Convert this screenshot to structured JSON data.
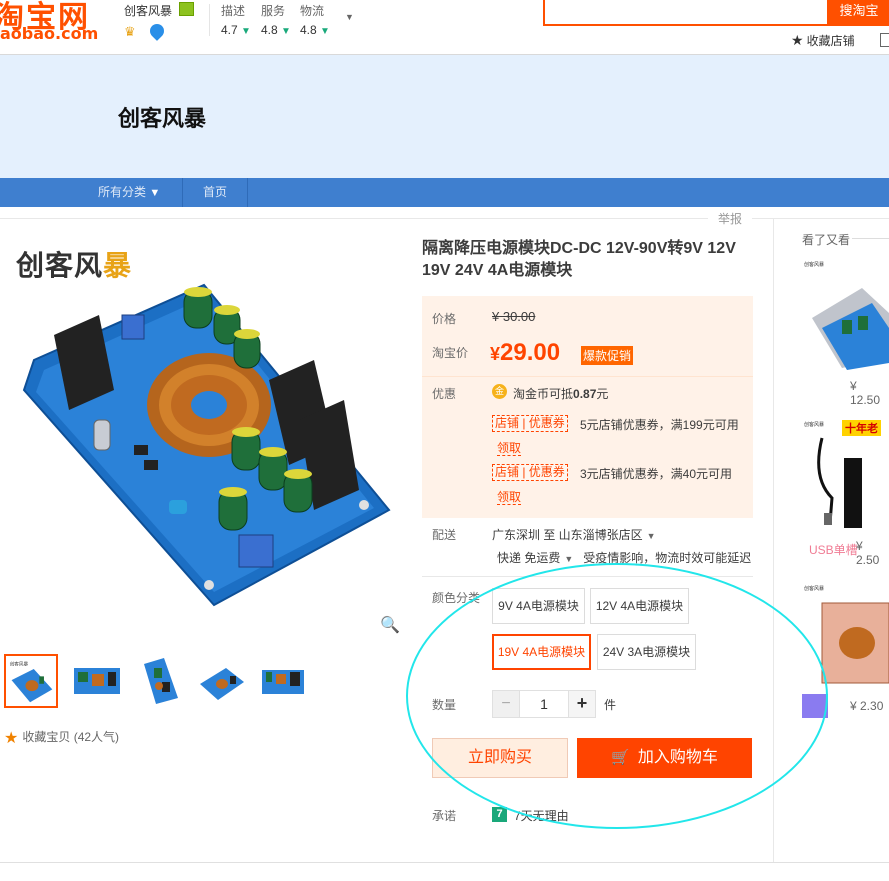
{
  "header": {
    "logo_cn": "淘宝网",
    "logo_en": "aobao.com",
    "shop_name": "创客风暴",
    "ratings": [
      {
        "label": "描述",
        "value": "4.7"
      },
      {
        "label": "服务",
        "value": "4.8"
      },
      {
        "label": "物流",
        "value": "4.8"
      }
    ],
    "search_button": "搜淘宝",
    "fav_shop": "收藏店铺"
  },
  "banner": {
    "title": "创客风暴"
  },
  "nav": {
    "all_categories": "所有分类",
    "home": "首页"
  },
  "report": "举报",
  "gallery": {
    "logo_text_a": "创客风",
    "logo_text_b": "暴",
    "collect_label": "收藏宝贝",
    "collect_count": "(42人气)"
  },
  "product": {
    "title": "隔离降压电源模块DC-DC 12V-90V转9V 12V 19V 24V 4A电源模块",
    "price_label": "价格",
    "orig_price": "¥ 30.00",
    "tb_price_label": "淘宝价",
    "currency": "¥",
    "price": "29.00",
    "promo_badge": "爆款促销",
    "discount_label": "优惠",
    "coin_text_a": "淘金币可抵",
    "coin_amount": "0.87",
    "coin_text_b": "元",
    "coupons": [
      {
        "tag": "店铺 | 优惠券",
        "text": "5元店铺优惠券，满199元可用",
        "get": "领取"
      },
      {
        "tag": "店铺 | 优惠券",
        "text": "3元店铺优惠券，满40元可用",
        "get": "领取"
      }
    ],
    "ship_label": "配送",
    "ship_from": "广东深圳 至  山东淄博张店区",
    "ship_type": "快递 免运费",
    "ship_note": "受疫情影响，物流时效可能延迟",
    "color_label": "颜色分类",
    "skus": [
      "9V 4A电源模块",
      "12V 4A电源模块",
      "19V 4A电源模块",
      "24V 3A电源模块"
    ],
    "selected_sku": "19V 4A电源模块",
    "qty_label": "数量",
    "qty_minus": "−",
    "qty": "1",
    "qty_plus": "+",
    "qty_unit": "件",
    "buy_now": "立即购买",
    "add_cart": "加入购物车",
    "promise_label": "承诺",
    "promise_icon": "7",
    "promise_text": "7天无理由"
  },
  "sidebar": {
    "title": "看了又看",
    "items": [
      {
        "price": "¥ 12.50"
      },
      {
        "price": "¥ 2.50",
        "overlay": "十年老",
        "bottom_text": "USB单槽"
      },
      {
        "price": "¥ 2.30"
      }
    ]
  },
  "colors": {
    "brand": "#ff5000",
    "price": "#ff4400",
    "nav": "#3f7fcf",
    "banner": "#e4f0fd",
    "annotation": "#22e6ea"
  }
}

──────────

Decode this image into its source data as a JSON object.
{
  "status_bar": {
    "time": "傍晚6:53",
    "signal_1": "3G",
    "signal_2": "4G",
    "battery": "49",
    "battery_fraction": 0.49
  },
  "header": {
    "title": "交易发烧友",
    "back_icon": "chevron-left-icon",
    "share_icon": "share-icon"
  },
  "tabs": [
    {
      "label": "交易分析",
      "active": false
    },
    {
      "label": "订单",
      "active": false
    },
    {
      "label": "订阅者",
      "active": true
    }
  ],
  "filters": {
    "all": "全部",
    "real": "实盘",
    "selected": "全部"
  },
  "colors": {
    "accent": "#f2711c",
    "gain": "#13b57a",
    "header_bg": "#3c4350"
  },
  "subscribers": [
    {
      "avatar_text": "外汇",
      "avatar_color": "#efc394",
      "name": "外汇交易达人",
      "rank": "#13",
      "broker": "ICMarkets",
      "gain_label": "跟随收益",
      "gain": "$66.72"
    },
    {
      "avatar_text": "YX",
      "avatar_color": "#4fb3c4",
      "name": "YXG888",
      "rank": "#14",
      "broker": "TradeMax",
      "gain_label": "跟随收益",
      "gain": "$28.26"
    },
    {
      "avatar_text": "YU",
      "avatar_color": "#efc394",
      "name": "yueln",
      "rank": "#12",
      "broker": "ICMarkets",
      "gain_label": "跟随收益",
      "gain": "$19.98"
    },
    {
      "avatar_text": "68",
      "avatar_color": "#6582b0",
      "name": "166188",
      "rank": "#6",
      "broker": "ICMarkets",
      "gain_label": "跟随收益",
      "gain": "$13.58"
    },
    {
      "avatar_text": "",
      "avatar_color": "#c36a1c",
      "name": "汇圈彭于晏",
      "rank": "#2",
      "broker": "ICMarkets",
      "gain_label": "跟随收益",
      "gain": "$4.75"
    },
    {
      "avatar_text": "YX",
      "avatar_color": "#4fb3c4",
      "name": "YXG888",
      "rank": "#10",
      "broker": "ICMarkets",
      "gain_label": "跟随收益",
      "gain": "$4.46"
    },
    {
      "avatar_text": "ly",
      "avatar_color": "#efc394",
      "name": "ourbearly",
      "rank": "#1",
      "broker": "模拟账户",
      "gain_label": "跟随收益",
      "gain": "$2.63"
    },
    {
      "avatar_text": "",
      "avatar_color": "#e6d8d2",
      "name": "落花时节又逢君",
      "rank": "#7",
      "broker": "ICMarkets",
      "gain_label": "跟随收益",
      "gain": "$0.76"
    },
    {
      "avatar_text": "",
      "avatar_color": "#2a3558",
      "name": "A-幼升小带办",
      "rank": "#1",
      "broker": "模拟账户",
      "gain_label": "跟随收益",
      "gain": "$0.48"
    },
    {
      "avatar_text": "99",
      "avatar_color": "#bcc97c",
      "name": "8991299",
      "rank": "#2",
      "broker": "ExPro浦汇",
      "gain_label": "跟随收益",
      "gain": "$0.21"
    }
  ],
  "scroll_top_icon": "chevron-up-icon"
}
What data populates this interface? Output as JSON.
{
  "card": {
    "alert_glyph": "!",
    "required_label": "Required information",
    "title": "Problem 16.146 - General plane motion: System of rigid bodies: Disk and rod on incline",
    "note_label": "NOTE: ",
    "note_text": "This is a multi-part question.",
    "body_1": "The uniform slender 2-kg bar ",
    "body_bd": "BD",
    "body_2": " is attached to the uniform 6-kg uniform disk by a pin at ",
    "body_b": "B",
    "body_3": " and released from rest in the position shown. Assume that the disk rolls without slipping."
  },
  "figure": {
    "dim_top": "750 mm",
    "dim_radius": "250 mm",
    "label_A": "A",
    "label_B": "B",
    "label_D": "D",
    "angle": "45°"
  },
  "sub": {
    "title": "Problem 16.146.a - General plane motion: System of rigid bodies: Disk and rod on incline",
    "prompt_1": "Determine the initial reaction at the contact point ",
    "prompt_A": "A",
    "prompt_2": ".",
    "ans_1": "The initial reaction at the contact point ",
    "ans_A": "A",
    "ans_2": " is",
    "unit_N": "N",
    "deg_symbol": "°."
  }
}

──────────

## GOAL OF THE EXERCISE
Copy out every line in the listing where the word "data" appears.

## FINAL ANSWER
Convert this screenshot to structured JSON data.
Decode this image into its source data as a JSON object.
What data populates this interface? Output as JSON.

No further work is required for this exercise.